What this task involves:
Examine the entries and show every line in which the word "street" is found.
begin
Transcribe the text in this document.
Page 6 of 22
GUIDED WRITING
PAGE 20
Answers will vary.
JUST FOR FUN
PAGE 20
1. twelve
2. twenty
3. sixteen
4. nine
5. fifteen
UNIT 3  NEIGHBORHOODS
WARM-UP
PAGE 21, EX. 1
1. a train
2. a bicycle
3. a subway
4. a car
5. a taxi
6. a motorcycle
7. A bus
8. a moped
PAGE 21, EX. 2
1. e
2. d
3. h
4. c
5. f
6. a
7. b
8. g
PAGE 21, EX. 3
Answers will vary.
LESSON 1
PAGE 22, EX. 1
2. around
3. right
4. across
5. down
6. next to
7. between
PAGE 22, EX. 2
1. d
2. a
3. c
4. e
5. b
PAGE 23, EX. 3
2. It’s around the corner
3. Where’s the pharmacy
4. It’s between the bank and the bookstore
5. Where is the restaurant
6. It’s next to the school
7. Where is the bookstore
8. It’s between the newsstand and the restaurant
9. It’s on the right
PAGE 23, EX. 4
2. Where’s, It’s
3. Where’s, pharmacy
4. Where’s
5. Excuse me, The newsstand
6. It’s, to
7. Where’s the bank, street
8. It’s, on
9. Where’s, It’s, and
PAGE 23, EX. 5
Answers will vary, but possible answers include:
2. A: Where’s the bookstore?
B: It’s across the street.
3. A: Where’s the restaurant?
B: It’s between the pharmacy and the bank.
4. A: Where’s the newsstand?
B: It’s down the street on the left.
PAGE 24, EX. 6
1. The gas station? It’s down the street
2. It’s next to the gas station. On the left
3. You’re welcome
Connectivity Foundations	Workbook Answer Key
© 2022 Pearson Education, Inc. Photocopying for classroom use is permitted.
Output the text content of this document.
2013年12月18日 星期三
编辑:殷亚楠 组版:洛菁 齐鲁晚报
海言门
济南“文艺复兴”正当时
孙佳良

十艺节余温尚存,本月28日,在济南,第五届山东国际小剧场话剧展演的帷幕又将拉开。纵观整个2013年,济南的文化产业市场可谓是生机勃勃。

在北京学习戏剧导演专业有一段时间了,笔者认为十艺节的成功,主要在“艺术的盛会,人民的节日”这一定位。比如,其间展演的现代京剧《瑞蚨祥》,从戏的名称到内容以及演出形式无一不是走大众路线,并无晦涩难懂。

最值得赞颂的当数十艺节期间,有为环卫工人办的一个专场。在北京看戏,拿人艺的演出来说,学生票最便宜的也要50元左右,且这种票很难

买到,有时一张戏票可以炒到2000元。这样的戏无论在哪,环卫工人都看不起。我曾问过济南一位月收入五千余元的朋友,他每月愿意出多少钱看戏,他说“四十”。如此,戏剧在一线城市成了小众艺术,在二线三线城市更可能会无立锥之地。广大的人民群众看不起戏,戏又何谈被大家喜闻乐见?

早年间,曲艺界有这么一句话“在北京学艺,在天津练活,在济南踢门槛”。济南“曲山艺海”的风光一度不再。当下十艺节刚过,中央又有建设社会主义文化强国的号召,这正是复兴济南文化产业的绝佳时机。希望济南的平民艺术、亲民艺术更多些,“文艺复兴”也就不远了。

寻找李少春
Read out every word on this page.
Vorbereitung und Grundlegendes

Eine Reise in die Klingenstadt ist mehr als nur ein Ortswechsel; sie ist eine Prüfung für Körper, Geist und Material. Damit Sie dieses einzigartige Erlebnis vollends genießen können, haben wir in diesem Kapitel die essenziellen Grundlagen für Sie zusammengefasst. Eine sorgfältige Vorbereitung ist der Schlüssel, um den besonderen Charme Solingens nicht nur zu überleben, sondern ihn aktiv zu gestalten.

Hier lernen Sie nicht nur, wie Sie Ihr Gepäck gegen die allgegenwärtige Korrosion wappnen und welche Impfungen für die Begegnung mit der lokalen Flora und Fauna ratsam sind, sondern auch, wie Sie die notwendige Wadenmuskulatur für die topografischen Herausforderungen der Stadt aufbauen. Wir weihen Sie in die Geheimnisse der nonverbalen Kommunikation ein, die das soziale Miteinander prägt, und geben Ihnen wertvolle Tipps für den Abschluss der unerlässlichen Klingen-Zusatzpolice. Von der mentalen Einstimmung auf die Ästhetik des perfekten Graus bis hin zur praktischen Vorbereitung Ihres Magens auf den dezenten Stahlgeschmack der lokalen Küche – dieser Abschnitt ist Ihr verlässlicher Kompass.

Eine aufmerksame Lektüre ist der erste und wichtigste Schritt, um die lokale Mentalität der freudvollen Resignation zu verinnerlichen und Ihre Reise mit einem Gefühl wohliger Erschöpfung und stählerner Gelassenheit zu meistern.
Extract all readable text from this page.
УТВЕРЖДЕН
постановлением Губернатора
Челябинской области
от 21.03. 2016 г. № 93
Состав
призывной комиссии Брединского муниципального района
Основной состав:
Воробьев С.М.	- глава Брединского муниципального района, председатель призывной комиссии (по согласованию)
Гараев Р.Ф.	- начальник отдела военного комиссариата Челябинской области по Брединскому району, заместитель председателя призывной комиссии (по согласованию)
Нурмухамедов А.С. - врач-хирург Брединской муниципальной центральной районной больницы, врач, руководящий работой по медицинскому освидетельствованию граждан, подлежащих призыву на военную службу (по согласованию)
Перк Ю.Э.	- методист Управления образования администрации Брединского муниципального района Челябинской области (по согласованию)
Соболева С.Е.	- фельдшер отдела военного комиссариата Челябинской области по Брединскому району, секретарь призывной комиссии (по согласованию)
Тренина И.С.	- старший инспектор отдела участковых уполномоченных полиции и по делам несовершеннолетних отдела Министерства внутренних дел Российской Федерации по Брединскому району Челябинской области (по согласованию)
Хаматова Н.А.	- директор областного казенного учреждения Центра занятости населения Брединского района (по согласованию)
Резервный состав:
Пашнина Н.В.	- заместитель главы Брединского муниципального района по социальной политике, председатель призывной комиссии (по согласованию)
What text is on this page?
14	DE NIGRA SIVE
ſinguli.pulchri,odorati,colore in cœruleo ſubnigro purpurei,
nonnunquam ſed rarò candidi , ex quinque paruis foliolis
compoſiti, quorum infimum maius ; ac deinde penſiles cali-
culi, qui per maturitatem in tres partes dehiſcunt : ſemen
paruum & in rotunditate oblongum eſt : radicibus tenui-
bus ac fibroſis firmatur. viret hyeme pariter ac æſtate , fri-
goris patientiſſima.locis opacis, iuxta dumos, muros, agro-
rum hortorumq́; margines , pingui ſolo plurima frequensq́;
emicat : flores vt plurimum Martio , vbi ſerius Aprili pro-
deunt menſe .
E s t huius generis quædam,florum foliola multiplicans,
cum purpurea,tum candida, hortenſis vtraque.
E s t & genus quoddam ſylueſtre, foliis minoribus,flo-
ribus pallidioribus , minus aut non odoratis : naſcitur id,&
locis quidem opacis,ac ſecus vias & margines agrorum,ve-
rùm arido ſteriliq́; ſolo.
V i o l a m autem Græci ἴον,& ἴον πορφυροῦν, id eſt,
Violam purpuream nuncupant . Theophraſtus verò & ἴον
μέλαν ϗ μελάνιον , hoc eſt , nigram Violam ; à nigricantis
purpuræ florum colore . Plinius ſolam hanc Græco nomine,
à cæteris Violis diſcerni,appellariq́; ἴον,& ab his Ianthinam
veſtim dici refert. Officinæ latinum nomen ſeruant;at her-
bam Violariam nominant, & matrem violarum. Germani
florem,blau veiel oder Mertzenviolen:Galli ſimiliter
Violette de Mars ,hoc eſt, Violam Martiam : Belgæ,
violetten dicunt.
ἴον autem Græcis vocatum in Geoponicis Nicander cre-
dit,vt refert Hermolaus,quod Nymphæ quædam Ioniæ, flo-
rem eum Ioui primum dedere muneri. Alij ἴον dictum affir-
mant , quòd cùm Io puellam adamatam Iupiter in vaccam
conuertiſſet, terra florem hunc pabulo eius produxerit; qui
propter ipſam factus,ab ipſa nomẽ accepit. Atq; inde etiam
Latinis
end
Answer to the problem:
7. Where’s the bank, street
B: It’s across the street.
B: It’s down the street on the left.
1. The gas station? It’s down the street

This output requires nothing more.